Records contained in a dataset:
——

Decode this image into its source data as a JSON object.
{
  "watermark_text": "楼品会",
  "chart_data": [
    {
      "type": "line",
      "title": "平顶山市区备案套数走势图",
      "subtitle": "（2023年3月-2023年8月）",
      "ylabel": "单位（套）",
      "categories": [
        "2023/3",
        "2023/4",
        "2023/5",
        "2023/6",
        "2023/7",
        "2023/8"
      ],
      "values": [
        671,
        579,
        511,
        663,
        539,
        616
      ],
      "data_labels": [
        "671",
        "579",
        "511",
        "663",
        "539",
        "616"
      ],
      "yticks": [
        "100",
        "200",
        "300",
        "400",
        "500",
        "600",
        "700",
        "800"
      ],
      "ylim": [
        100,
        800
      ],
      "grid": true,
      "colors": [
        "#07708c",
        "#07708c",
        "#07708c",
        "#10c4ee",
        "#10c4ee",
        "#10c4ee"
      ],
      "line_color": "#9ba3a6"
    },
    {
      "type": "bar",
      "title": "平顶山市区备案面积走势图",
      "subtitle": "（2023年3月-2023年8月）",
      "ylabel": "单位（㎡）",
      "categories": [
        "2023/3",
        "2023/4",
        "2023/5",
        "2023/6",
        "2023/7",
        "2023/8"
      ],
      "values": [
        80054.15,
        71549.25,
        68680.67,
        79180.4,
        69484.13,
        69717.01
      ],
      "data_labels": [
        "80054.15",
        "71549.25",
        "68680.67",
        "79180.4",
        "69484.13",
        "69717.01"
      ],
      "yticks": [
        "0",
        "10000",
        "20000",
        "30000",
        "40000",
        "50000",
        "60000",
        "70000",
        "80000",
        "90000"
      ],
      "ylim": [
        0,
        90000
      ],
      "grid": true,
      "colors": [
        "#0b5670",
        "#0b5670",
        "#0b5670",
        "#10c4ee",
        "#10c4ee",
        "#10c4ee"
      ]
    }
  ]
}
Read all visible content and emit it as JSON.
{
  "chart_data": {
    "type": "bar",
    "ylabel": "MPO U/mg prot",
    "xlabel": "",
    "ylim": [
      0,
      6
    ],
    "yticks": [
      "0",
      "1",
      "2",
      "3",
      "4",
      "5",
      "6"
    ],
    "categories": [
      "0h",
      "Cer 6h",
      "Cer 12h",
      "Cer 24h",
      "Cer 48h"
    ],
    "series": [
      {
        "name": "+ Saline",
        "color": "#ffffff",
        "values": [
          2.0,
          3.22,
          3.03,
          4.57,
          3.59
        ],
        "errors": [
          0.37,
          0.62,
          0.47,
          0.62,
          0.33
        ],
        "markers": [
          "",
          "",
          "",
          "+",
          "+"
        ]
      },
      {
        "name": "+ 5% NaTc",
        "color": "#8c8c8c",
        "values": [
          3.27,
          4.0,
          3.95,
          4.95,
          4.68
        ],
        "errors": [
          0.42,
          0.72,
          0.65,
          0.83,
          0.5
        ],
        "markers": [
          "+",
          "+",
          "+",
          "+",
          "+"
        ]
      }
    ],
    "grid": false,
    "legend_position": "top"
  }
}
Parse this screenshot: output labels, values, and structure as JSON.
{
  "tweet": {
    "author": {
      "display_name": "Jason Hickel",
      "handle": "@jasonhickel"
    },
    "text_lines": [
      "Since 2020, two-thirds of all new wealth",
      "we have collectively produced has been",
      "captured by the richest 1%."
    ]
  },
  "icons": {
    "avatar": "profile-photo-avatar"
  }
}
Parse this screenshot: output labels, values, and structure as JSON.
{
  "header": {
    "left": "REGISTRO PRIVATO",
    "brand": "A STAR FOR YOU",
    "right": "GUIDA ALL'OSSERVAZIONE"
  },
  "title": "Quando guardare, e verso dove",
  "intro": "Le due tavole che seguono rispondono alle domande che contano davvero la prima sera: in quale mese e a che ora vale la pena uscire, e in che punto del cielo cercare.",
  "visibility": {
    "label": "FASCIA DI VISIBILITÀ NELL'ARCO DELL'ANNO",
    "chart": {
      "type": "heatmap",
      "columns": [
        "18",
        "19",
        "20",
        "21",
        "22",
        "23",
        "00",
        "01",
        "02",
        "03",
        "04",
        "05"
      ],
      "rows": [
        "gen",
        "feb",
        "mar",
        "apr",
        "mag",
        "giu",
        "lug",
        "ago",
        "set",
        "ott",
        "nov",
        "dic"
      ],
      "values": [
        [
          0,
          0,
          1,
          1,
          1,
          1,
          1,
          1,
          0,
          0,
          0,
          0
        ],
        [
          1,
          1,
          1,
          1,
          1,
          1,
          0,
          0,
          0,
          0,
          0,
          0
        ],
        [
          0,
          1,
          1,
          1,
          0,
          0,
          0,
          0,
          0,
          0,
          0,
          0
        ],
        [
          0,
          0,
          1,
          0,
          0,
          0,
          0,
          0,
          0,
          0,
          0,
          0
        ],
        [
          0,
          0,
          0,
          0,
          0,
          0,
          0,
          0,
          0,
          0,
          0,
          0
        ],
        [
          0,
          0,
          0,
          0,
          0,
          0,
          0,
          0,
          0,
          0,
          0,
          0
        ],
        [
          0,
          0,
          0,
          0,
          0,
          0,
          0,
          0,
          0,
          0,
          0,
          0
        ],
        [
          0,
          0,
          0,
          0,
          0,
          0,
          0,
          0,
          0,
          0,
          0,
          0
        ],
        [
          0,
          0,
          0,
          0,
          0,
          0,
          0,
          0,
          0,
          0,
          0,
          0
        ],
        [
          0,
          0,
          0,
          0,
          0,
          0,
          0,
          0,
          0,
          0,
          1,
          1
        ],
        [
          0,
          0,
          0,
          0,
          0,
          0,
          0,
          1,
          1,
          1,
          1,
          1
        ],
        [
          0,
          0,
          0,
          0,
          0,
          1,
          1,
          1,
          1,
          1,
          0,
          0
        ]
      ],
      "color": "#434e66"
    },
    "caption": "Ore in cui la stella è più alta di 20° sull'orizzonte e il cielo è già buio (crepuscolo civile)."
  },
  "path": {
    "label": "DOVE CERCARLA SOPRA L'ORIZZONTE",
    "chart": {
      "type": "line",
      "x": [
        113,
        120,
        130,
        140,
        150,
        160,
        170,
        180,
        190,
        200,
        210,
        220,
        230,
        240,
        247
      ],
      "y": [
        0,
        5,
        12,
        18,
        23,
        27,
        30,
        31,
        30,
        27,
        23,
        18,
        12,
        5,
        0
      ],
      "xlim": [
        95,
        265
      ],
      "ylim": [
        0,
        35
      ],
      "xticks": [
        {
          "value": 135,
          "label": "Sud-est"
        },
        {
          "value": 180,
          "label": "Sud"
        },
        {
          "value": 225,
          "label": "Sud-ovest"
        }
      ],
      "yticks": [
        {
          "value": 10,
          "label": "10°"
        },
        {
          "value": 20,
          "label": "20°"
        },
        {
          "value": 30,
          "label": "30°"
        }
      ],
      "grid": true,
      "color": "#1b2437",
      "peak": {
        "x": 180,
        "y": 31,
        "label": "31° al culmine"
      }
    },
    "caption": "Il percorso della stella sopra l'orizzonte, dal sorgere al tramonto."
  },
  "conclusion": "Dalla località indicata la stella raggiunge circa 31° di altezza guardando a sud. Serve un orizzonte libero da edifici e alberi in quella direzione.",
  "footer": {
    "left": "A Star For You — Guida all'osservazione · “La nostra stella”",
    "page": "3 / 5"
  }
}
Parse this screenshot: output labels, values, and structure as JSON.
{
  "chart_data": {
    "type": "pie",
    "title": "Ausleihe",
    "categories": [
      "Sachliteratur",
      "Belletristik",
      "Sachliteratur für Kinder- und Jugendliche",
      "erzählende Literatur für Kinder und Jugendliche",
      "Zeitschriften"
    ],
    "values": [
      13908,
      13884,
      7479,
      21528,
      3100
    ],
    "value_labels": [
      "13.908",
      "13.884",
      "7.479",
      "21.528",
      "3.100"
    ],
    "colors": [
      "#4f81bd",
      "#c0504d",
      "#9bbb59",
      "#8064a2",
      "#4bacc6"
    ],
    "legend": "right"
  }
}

——

The exercise:
Report how many lines of the listing hold the word "Jugendliche", with nothing but the number.

The answer:
2